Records
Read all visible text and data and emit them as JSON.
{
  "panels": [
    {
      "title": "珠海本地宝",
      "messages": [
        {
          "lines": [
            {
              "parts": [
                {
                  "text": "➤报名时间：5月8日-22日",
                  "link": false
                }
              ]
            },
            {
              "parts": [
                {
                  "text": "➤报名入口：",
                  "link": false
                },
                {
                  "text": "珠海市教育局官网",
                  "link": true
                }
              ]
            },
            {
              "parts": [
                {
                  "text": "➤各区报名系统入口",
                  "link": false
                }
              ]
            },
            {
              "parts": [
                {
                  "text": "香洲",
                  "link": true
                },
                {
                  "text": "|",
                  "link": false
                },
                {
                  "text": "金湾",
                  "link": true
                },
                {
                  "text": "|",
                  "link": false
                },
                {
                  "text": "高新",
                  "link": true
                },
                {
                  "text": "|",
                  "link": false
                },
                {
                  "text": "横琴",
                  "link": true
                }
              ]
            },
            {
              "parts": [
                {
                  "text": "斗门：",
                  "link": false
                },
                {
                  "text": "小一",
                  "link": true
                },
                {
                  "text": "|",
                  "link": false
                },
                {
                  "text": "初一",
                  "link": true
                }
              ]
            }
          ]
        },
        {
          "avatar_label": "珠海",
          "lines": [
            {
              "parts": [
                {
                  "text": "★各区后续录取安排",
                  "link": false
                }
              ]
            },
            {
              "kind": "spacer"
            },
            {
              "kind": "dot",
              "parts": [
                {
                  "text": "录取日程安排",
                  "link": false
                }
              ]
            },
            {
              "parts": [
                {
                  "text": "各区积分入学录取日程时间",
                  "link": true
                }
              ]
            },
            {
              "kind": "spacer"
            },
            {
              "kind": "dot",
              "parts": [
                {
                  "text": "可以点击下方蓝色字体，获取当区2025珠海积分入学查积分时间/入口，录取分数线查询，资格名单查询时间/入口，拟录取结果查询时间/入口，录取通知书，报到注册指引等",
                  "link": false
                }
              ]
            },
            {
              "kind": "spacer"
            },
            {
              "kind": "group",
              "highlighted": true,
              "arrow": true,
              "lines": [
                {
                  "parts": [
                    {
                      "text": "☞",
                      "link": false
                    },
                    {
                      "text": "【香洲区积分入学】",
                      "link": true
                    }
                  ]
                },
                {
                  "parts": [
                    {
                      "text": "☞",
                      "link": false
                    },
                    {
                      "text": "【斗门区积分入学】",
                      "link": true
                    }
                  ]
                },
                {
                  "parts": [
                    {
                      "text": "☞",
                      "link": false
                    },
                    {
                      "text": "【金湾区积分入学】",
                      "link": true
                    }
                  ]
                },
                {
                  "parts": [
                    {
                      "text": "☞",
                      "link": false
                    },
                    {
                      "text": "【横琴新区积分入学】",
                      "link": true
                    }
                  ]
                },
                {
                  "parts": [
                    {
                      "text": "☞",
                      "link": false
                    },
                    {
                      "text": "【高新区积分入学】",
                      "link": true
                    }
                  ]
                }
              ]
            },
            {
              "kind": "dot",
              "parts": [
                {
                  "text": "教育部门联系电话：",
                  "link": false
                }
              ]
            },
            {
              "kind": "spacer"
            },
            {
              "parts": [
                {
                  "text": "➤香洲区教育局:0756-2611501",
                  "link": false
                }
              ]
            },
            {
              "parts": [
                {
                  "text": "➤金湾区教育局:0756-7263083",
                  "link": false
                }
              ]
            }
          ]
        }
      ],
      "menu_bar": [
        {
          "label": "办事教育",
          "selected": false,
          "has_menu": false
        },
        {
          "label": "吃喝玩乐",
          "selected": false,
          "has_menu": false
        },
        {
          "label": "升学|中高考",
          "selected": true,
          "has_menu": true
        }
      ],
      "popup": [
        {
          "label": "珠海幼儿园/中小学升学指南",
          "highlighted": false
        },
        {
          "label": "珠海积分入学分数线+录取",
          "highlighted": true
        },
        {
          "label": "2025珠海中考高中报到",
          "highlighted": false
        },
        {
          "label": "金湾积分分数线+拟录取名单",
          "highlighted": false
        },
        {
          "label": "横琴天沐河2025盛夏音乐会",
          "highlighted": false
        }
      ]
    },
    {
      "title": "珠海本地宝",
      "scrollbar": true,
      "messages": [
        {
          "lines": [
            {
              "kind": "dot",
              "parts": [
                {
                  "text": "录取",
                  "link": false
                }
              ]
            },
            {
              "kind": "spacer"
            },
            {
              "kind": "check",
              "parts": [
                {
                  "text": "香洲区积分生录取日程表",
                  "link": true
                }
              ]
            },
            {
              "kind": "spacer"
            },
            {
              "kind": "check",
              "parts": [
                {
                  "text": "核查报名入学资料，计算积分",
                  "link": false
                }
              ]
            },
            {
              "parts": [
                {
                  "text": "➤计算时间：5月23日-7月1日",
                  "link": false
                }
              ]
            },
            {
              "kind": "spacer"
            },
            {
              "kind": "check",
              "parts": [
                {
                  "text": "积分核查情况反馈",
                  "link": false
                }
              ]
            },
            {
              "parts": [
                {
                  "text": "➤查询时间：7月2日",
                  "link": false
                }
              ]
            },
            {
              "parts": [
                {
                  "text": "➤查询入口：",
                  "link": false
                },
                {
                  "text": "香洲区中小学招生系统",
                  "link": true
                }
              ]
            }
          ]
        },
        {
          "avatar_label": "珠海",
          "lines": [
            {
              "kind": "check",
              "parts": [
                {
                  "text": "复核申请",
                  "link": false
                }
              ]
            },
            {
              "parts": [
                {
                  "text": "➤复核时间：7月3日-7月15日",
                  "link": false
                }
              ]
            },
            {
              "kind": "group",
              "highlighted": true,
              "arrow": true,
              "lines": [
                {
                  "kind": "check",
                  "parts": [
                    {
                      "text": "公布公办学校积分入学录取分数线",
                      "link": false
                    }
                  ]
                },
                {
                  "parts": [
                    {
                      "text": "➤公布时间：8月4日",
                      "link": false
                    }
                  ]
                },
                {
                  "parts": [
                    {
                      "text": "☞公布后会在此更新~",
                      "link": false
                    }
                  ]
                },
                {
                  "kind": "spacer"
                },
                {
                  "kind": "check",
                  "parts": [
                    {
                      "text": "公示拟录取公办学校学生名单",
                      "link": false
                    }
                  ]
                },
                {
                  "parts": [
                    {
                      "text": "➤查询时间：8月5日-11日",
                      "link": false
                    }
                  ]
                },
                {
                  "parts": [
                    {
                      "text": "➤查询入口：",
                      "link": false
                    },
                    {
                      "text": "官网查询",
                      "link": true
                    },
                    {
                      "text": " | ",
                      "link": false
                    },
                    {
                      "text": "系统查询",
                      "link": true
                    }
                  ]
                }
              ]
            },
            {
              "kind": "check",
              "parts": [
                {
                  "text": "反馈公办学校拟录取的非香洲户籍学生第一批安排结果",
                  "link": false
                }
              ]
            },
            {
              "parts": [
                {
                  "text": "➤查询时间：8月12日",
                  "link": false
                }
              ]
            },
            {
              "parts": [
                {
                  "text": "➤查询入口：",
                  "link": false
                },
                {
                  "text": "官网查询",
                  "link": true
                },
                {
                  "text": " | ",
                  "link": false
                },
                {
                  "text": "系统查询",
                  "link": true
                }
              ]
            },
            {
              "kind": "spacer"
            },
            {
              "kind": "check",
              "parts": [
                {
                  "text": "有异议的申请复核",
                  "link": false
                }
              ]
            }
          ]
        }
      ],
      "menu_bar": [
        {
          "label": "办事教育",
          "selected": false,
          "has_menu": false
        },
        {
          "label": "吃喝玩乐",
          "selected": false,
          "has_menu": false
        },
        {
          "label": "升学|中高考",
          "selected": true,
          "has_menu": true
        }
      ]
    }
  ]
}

What is being asked
Repeat each record exactly. Omit nothing.

Complete output
Read all visible text and data and emit them as JSON.
{
  "panels": [
    {
      "title": "珠海本地宝",
      "messages": [
        {
          "lines": [
            {
              "parts": [
                {
                  "text": "➤报名时间：5月8日-22日",
                  "link": false
                }
              ]
            },
            {
              "parts": [
                {
                  "text": "➤报名入口：",
                  "link": false
                },
                {
                  "text": "珠海市教育局官网",
                  "link": true
                }
              ]
            },
            {
              "parts": [
                {
                  "text": "➤各区报名系统入口",
                  "link": false
                }
              ]
            },
            {
              "parts": [
                {
                  "text": "香洲",
                  "link": true
                },
                {
                  "text": "|",
                  "link": false
                },
                {
                  "text": "金湾",
                  "link": true
                },
                {
                  "text": "|",
                  "link": false
                },
                {
                  "text": "高新",
                  "link": true
                },
                {
                  "text": "|",
                  "link": false
                },
                {
                  "text": "横琴",
                  "link": true
                }
              ]
            },
            {
              "parts": [
                {
                  "text": "斗门：",
                  "link": false
                },
                {
                  "text": "小一",
                  "link": true
                },
                {
                  "text": "|",
                  "link": false
                },
                {
                  "text": "初一",
                  "link": true
                }
              ]
            }
          ]
        },
        {
          "avatar_label": "珠海",
          "lines": [
            {
              "parts": [
                {
                  "text": "★各区后续录取安排",
                  "link": false
                }
              ]
            },
            {
              "kind": "spacer"
            },
            {
              "kind": "dot",
              "parts": [
                {
                  "text": "录取日程安排",
                  "link": false
                }
              ]
            },
            {
              "parts": [
                {
                  "text": "各区积分入学录取日程时间",
                  "link": true
                }
              ]
            },
            {
              "kind": "spacer"
            },
            {
              "kind": "dot",
              "parts": [
                {
                  "text": "可以点击下方蓝色字体，获取当区2025珠海积分入学查积分时间/入口，录取分数线查询，资格名单查询时间/入口，拟录取结果查询时间/入口，录取通知书，报到注册指引等",
                  "link": false
                }
              ]
            },
            {
              "kind": "spacer"
            },
            {
              "kind": "group",
              "highlighted": true,
              "arrow": true,
              "lines": [
                {
                  "parts": [
                    {
                      "text": "☞",
                      "link": false
                    },
                    {
                      "text": "【香洲区积分入学】",
                      "link": true
                    }
                  ]
                },
                {
                  "parts": [
                    {
                      "text": "☞",
                      "link": false
                    },
                    {
                      "text": "【斗门区积分入学】",
                      "link": true
                    }
                  ]
                },
                {
                  "parts": [
                    {
                      "text": "☞",
                      "link": false
                    },
                    {
                      "text": "【金湾区积分入学】",
                      "link": true
                    }
                  ]
                },
                {
                  "parts": [
                    {
                      "text": "☞",
                      "link": false
                    },
                    {
                      "text": "【横琴新区积分入学】",
                      "link": true
                    }
                  ]
                },
                {
                  "parts": [
                    {
                      "text": "☞",
                      "link": false
                    },
                    {
                      "text": "【高新区积分入学】",
                      "link": true
                    }
                  ]
                }
              ]
            },
            {
              "kind": "dot",
              "parts": [
                {
                  "text": "教育部门联系电话：",
                  "link": false
                }
              ]
            },
            {
              "kind": "spacer"
            },
            {
              "parts": [
                {
                  "text": "➤香洲区教育局:0756-2611501",
                  "link": false
                }
              ]
            },
            {
              "parts": [
                {
                  "text": "➤金湾区教育局:0756-7263083",
                  "link": false
                }
              ]
            }
          ]
        }
      ],
      "menu_bar": [
        {
          "label": "办事教育",
          "selected": false,
          "has_menu": false
        },
        {
          "label": "吃喝玩乐",
          "selected": false,
          "has_menu": false
        },
        {
          "label": "升学|中高考",
          "selected": true,
          "has_menu": true
        }
      ],
      "popup": [
        {
          "label": "珠海幼儿园/中小学升学指南",
          "highlighted": false
        },
        {
          "label": "珠海积分入学分数线+录取",
          "highlighted": true
        },
        {
          "label": "2025珠海中考高中报到",
          "highlighted": false
        },
        {
          "label": "金湾积分分数线+拟录取名单",
          "highlighted": false
        },
        {
          "label": "横琴天沐河2025盛夏音乐会",
          "highlighted": false
        }
      ]
    },
    {
      "title": "珠海本地宝",
      "scrollbar": true,
      "messages": [
        {
          "lines": [
            {
              "kind": "dot",
              "parts": [
                {
                  "text": "录取",
                  "link": false
                }
              ]
            },
            {
              "kind": "spacer"
            },
            {
              "kind": "check",
              "parts": [
                {
                  "text": "香洲区积分生录取日程表",
                  "link": true
                }
              ]
            },
            {
              "kind": "spacer"
            },
            {
              "kind": "check",
              "parts": [
                {
                  "text": "核查报名入学资料，计算积分",
                  "link": false
                }
              ]
            },
            {
              "parts": [
                {
                  "text": "➤计算时间：5月23日-7月1日",
                  "link": false
                }
              ]
            },
            {
              "kind": "spacer"
            },
            {
              "kind": "check",
              "parts": [
                {
                  "text": "积分核查情况反馈",
                  "link": false
                }
              ]
            },
            {
              "parts": [
                {
                  "text": "➤查询时间：7月2日",
                  "link": false
                }
              ]
            },
            {
              "parts": [
                {
                  "text": "➤查询入口：",
                  "link": false
                },
                {
                  "text": "香洲区中小学招生系统",
                  "link": true
                }
              ]
            }
          ]
        },
        {
          "avatar_label": "珠海",
          "lines": [
            {
              "kind": "check",
              "parts": [
                {
                  "text": "复核申请",
                  "link": false
                }
              ]
            },
            {
              "parts": [
                {
                  "text": "➤复核时间：7月3日-7月15日",
                  "link": false
                }
              ]
            },
            {
              "kind": "group",
              "highlighted": true,
              "arrow": true,
              "lines": [
                {
                  "kind": "check",
                  "parts": [
                    {
                      "text": "公布公办学校积分入学录取分数线",
                      "link": false
                    }
                  ]
                },
                {
                  "parts": [
                    {
                      "text": "➤公布时间：8月4日",
                      "link": false
                    }
                  ]
                },
                {
                  "parts": [
                    {
                      "text": "☞公布后会在此更新~",
                      "link": false
                    }
                  ]
                },
                {
                  "kind": "spacer"
                },
                {
                  "kind": "check",
                  "parts": [
                    {
                      "text": "公示拟录取公办学校学生名单",
                      "link": false
                    }
                  ]
                },
                {
                  "parts": [
                    {
                      "text": "➤查询时间：8月5日-11日",
                      "link": false
                    }
                  ]
                },
                {
                  "parts": [
                    {
                      "text": "➤查询入口：",
                      "link": false
                    },
                    {
                      "text": "官网查询",
                      "link": true
                    },
                    {
                      "text": " | ",
                      "link": false
                    },
                    {
                      "text": "系统查询",
                      "link": true
                    }
                  ]
                }
              ]
            },
            {
              "kind": "check",
              "parts": [
                {
                  "text": "反馈公办学校拟录取的非香洲户籍学生第一批安排结果",
                  "link": false
                }
              ]
            },
            {
              "parts": [
                {
                  "text": "➤查询时间：8月12日",
                  "link": false
                }
              ]
            },
            {
              "parts": [
                {
                  "text": "➤查询入口：",
                  "link": false
                },
                {
                  "text": "官网查询",
                  "link": true
                },
                {
                  "text": " | ",
                  "link": false
                },
                {
                  "text": "系统查询",
                  "link": true
                }
              ]
            },
            {
              "kind": "spacer"
            },
            {
              "kind": "check",
              "parts": [
                {
                  "text": "有异议的申请复核",
                  "link": false
                }
              ]
            }
          ]
        }
      ],
      "menu_bar": [
        {
          "label": "办事教育",
          "selected": false,
          "has_menu": false
        },
        {
          "label": "吃喝玩乐",
          "selected": false,
          "has_menu": false
        },
        {
          "label": "升学|中高考",
          "selected": true,
          "has_menu": true
        }
      ]
    }
  ]
}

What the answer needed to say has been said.